** BEGIN SUPPLIED DATA **
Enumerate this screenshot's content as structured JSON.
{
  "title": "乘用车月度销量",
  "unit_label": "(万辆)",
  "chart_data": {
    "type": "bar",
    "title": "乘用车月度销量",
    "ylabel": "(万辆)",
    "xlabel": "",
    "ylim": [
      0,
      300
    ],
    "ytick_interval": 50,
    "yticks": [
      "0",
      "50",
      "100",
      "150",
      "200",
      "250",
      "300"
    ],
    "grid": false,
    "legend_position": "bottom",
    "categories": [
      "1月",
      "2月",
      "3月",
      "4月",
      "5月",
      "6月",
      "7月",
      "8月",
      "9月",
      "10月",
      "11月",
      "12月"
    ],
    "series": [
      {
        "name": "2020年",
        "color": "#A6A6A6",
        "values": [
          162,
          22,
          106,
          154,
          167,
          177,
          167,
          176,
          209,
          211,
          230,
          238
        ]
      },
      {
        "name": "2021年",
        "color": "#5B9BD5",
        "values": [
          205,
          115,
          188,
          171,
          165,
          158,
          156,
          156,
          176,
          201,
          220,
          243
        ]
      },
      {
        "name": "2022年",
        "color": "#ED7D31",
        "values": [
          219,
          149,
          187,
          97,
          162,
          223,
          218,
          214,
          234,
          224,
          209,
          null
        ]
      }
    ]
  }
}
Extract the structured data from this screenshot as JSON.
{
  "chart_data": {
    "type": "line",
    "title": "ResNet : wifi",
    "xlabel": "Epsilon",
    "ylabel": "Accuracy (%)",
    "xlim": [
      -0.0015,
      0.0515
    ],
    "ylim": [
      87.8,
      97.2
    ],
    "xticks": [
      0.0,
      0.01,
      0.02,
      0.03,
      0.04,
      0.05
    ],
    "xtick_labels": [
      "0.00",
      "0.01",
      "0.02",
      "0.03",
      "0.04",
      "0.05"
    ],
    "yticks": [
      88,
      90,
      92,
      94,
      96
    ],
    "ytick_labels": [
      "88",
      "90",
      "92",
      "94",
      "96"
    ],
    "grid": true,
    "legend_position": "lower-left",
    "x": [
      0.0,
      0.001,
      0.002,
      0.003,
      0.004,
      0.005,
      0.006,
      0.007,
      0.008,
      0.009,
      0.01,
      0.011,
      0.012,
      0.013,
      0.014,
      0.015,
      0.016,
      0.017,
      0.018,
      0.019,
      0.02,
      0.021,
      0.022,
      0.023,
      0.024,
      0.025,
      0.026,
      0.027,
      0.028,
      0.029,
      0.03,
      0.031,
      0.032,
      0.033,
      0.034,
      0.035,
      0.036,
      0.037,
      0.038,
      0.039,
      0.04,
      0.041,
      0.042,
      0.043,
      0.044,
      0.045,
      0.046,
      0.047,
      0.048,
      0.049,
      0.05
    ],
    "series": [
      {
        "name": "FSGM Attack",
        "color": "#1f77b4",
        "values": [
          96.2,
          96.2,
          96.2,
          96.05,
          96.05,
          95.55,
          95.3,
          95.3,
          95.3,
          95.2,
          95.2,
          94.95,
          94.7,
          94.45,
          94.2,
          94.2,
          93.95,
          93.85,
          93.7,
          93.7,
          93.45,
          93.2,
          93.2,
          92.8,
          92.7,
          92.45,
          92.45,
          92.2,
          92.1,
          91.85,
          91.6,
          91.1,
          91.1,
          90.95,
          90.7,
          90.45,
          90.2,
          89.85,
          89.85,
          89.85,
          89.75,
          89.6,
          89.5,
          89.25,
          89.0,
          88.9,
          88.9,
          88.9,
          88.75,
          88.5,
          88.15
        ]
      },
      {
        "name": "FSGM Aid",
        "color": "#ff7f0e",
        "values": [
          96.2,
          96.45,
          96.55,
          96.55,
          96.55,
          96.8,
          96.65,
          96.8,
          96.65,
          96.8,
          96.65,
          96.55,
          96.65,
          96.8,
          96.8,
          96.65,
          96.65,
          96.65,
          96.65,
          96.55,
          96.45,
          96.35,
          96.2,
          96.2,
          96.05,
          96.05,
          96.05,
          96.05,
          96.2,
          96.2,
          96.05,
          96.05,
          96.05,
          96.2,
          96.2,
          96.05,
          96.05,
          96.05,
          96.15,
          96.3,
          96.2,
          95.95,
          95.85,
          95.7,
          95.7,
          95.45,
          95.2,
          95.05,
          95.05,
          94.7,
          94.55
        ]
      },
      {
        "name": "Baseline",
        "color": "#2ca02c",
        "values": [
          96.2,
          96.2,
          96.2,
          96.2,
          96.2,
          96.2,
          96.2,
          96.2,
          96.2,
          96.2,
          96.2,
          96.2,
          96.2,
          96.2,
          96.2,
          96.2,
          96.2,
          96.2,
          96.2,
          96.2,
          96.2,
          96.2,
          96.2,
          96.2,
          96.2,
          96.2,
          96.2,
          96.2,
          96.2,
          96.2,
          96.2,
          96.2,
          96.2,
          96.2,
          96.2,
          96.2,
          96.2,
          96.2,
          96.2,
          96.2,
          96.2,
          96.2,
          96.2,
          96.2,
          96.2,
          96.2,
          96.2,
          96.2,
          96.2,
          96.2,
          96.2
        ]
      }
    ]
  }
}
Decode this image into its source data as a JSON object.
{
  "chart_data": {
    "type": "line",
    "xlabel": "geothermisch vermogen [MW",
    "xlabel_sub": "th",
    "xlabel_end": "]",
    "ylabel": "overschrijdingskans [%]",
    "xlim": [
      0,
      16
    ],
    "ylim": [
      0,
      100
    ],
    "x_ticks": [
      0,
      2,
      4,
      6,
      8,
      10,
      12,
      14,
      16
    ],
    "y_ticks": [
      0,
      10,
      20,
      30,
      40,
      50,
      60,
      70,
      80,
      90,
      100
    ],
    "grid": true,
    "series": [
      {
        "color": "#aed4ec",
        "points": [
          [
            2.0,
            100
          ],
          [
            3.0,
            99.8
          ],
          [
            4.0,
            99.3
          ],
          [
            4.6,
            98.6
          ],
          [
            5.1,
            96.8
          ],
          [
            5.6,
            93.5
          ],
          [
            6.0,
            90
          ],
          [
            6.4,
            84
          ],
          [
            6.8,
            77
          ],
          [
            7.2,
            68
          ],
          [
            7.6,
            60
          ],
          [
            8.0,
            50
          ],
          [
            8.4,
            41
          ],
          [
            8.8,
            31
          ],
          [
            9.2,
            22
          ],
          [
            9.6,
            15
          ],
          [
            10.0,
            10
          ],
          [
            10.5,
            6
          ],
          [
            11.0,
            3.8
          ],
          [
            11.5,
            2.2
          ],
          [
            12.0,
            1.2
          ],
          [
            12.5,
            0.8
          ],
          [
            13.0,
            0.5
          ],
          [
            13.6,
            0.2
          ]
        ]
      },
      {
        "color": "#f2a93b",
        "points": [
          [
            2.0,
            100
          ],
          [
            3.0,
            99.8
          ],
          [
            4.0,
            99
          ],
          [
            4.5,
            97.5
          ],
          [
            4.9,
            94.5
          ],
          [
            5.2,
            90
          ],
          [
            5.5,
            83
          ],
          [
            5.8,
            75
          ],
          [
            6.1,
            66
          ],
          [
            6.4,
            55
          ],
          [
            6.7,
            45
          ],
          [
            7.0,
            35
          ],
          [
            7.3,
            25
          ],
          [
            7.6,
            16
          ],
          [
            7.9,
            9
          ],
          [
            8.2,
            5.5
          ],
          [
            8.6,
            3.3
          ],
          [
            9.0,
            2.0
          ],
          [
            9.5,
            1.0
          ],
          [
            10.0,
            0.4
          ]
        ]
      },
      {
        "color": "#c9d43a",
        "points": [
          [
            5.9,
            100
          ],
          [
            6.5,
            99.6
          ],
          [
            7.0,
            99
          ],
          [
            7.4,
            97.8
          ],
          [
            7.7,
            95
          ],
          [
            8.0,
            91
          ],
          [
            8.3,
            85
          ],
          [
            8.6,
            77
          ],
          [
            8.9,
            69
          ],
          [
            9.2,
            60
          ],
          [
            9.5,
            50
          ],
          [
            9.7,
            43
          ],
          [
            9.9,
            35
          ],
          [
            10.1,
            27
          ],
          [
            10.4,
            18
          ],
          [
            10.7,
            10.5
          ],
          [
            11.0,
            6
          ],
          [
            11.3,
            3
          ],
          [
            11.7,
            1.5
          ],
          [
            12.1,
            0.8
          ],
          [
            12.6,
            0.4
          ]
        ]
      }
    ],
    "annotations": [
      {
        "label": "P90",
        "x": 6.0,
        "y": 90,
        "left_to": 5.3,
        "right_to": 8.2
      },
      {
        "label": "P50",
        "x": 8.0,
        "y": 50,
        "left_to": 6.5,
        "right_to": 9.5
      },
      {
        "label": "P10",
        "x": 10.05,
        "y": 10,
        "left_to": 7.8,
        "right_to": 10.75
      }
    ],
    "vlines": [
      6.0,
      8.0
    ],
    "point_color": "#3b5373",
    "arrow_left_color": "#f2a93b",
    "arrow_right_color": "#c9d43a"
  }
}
** END SUPPLIED DATA **
Go through the listing above and pull out each line containing the word "JSON".

:: RESULT BELOW ::
Enumerate this screenshot's content as structured JSON.
Extract the structured data from this screenshot as JSON.
Decode this image into its source data as a JSON object.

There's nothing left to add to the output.